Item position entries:
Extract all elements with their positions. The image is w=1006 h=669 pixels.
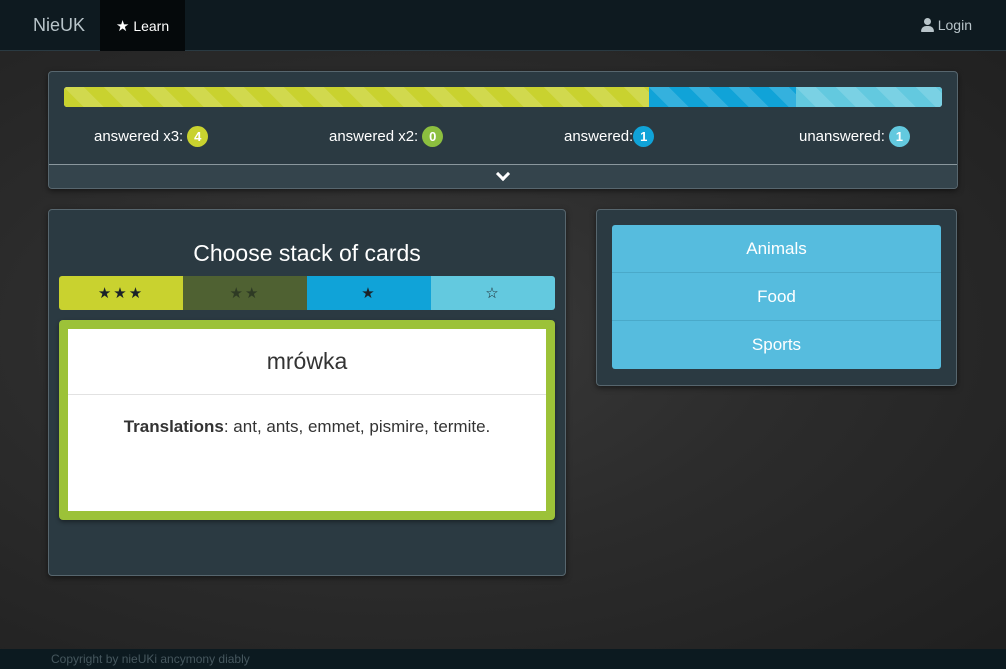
flashcard-translations: Translations: ant, ants, emmet, pismire,… [68, 395, 546, 437]
navbar: NieUK ★ Learn Login [0, 0, 1006, 51]
categories-panel: Animals Food Sports [596, 209, 957, 386]
progress-segment-answered-x3 [64, 87, 650, 107]
brand-link[interactable]: NieUK [33, 15, 85, 36]
stat-label: answered x3: [94, 128, 184, 145]
star-icon: ★ [115, 17, 130, 35]
flashcard-body: mrówka Translations: ant, ants, emmet, p… [68, 329, 546, 511]
stack-tab-no-stars[interactable]: ☆ [431, 276, 555, 310]
progress-stats: answered x3: 4 answered x2: 0 answered: … [49, 126, 957, 150]
flashcard-word: mrówka [68, 329, 546, 395]
stack-tab-three-stars[interactable]: ★★★ [59, 276, 183, 310]
progress-segment-answered [649, 87, 796, 107]
count-badge: 1 [888, 126, 910, 147]
stat-answered-x3: answered x3: 4 [94, 126, 209, 147]
stat-label: unanswered: [799, 128, 885, 145]
cards-title: Choose stack of cards [193, 240, 421, 266]
nav-login-link[interactable]: Login [920, 17, 972, 33]
page-footer: Copyright by nieUKi ancymony diably [0, 649, 1006, 669]
progress-segment-unanswered [795, 87, 942, 107]
stack-tab-one-star[interactable]: ★ [307, 276, 431, 310]
stack-tab-two-stars[interactable]: ★★ [183, 276, 307, 310]
stat-unanswered: unanswered: 1 [799, 126, 910, 147]
category-sports[interactable]: Sports [612, 321, 941, 369]
flashcard[interactable]: mrówka Translations: ant, ants, emmet, p… [59, 320, 555, 520]
nav-learn-label: Learn [133, 17, 170, 34]
cards-panel: Choose stack of cards ★★★ ★★ ★ ☆ mrówka … [48, 209, 566, 576]
stack-tabs: ★★★ ★★ ★ ☆ [59, 276, 555, 310]
count-badge: 0 [422, 126, 444, 147]
translations-label: Translations [123, 417, 224, 436]
nav-login-label: Login [937, 17, 972, 33]
translations-text: : ant, ants, emmet, pismire, termite. [223, 417, 491, 436]
chevron-down-icon [495, 166, 511, 182]
stat-label: answered: [564, 128, 634, 145]
category-animals[interactable]: Animals [612, 225, 941, 273]
stat-label: answered x2: [329, 128, 419, 145]
nav-learn-link[interactable]: ★ Learn [100, 0, 185, 51]
stat-answered-x2: answered x2: 0 [329, 126, 444, 147]
category-food[interactable]: Food [612, 273, 941, 321]
count-badge: 4 [187, 126, 209, 147]
progress-bar [64, 87, 942, 107]
count-badge: 1 [633, 126, 655, 147]
stat-answered: answered: 1 [564, 126, 655, 147]
category-list: Animals Food Sports [612, 225, 941, 369]
expand-toggle[interactable] [49, 164, 957, 188]
user-icon [920, 18, 934, 32]
progress-panel: answered x3: 4 answered x2: 0 answered: … [48, 71, 958, 189]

YOUR TASK
Copy out the lines of the records starting at the one containing "395, 546, 437]" and ending at the one containing "star-icon: ★ [115, 17, 130, 35]". Swap "categories-panel" for "category-panel" and keep every other detail the same.

RESPONSE FOR THIS EXERCISE
flashcard-translations: Translations: ant, ants, emmet, pismire,… [68, 395, 546, 437]
navbar: NieUK ★ Learn Login [0, 0, 1006, 51]
category-panel: Animals Food Sports [596, 209, 957, 386]
progress-segment-answered-x3 [64, 87, 650, 107]
brand-link[interactable]: NieUK [33, 15, 85, 36]
stat-label: answered x3: [94, 128, 184, 145]
star-icon: ★ [115, 17, 130, 35]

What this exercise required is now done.